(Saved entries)

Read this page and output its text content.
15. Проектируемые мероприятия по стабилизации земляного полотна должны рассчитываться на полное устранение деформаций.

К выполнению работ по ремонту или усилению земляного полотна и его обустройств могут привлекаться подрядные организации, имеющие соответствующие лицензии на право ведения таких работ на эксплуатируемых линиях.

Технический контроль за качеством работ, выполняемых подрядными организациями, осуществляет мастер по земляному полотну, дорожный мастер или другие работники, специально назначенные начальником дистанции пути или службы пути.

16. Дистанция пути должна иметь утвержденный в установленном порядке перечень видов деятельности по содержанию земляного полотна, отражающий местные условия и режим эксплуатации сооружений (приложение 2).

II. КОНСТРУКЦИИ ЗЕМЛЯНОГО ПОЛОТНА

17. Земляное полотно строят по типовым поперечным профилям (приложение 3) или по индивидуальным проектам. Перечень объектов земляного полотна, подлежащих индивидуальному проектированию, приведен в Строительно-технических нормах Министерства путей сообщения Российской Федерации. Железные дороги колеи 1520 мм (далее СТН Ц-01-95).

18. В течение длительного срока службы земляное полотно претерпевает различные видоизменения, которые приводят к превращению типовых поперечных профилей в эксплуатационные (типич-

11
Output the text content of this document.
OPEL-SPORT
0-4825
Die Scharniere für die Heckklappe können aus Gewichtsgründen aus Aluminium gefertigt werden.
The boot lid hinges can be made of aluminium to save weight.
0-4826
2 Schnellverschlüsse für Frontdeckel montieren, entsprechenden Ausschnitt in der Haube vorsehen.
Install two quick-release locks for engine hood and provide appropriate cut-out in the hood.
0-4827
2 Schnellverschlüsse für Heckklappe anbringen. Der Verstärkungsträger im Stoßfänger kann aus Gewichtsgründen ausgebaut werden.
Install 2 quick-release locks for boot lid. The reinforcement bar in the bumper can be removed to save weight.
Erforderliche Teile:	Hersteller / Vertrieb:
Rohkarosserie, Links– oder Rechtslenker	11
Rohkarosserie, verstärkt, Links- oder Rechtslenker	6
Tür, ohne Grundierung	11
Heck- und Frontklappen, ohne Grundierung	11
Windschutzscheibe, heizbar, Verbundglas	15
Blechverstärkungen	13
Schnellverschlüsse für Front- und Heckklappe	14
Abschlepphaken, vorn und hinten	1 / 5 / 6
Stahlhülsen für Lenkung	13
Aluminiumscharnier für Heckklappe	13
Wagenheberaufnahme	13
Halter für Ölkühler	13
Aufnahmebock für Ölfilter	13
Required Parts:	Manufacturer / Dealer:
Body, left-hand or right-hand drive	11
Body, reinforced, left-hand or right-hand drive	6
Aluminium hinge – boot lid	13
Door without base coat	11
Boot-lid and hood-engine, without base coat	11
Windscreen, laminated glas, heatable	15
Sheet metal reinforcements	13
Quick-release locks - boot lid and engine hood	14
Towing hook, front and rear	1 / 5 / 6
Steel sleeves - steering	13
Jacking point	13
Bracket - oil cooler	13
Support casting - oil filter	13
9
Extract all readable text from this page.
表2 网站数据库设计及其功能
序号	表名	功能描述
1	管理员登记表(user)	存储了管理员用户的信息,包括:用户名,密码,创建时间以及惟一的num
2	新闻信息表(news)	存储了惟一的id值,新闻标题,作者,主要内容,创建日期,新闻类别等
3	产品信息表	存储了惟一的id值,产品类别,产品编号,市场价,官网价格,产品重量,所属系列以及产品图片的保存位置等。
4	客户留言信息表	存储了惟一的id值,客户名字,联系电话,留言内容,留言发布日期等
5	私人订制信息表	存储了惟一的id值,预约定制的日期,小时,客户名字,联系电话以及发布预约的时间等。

**AIM**
Review the material and copy each line in which the word "oder" appears.

**COMPLETED TASK**
Rohkarosserie, Links– oder Rechtslenker	11
Rohkarosserie, verstärkt, Links- oder Rechtslenker	6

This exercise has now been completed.